## Problem statement
Would it be possible to write out each entry below exactly, without the pictures?
** Start Records for processing **
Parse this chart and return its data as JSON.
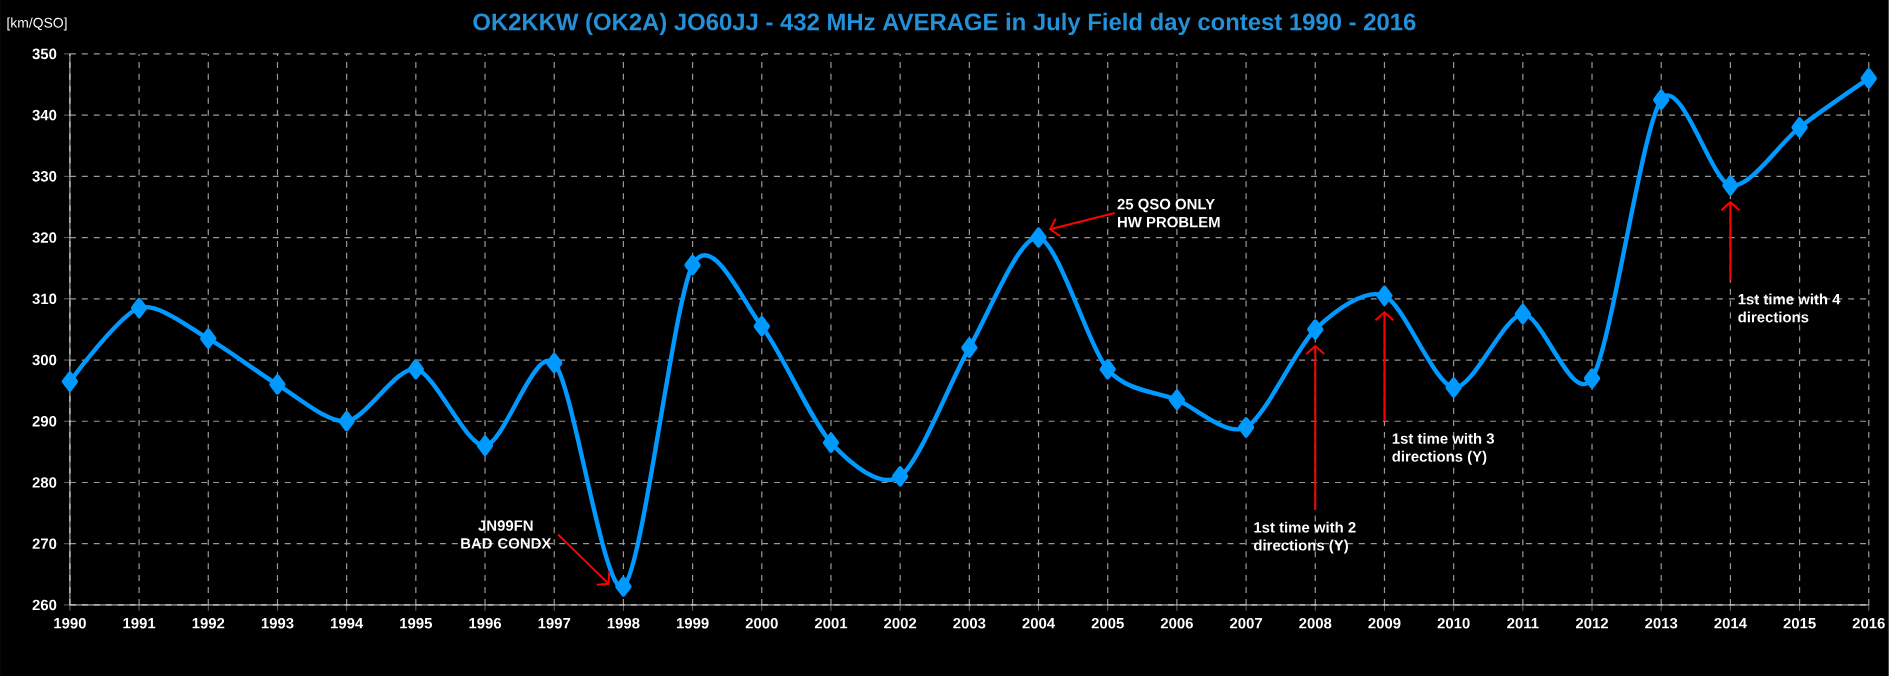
{
  "chart_data": {
    "type": "line",
    "title": "OK2KKW (OK2A) JO60JJ - 432 MHz AVERAGE in July Field day contest 1990 - 2016",
    "ylabel": "[km/QSO]",
    "x": [
      1990,
      1991,
      1992,
      1993,
      1994,
      1995,
      1996,
      1997,
      1998,
      1999,
      2000,
      2001,
      2002,
      2003,
      2004,
      2005,
      2006,
      2007,
      2008,
      2009,
      2010,
      2011,
      2012,
      2013,
      2014,
      2015,
      2016
    ],
    "values": [
      296.5,
      308.5,
      303.5,
      296,
      290,
      298.5,
      286,
      299.5,
      263,
      315.5,
      305.5,
      286.5,
      281,
      302,
      320,
      298.5,
      293.5,
      289,
      305,
      310.5,
      295.5,
      307.5,
      297,
      342.5,
      328.5,
      338,
      346
    ],
    "color": "#0099ff",
    "marker": "diamond",
    "line_style": "solid",
    "grid": true,
    "xlim": [
      1990,
      2016
    ],
    "xticks": [
      1990,
      1991,
      1992,
      1993,
      1994,
      1995,
      1996,
      1997,
      1998,
      1999,
      2000,
      2001,
      2002,
      2003,
      2004,
      2005,
      2006,
      2007,
      2008,
      2009,
      2010,
      2011,
      2012,
      2013,
      2014,
      2015,
      2016
    ],
    "ylim": [
      260,
      350
    ],
    "yticks": [
      260,
      270,
      280,
      290,
      300,
      310,
      320,
      330,
      340,
      350
    ],
    "annotations": [
      {
        "text": "JN99FN BAD CONDX",
        "x": 1998,
        "y": 263
      },
      {
        "text": "25 QSO ONLY HW PROBLEM",
        "x": 2004,
        "y": 320
      },
      {
        "text": "1st time with 2 directions (Y)",
        "x": 2008,
        "y": 305
      },
      {
        "text": "1st time with 3 directions (Y)",
        "x": 2009,
        "y": 310.5
      },
      {
        "text": "1st time with 4 directions",
        "x": 2014,
        "y": 328.5
      }
    ]
  }
}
** End Records for processing **
## Completed task
Parse this chart and return its data as JSON.
{
  "chart_data": {
    "type": "line",
    "title": "OK2KKW (OK2A) JO60JJ - 432 MHz AVERAGE in July Field day contest 1990 - 2016",
    "ylabel": "[km/QSO]",
    "x": [
      1990,
      1991,
      1992,
      1993,
      1994,
      1995,
      1996,
      1997,
      1998,
      1999,
      2000,
      2001,
      2002,
      2003,
      2004,
      2005,
      2006,
      2007,
      2008,
      2009,
      2010,
      2011,
      2012,
      2013,
      2014,
      2015,
      2016
    ],
    "values": [
      296.5,
      308.5,
      303.5,
      296,
      290,
      298.5,
      286,
      299.5,
      263,
      315.5,
      305.5,
      286.5,
      281,
      302,
      320,
      298.5,
      293.5,
      289,
      305,
      310.5,
      295.5,
      307.5,
      297,
      342.5,
      328.5,
      338,
      346
    ],
    "color": "#0099ff",
    "marker": "diamond",
    "line_style": "solid",
    "grid": true,
    "xlim": [
      1990,
      2016
    ],
    "xticks": [
      1990,
      1991,
      1992,
      1993,
      1994,
      1995,
      1996,
      1997,
      1998,
      1999,
      2000,
      2001,
      2002,
      2003,
      2004,
      2005,
      2006,
      2007,
      2008,
      2009,
      2010,
      2011,
      2012,
      2013,
      2014,
      2015,
      2016
    ],
    "ylim": [
      260,
      350
    ],
    "yticks": [
      260,
      270,
      280,
      290,
      300,
      310,
      320,
      330,
      340,
      350
    ],
    "annotations": [
      {
        "text": "JN99FN BAD CONDX",
        "x": 1998,
        "y": 263
      },
      {
        "text": "25 QSO ONLY HW PROBLEM",
        "x": 2004,
        "y": 320
      },
      {
        "text": "1st time with 2 directions (Y)",
        "x": 2008,
        "y": 305
      },
      {
        "text": "1st time with 3 directions (Y)",
        "x": 2009,
        "y": 310.5
      },
      {
        "text": "1st time with 4 directions",
        "x": 2014,
        "y": 328.5
      }
    ]
  }
}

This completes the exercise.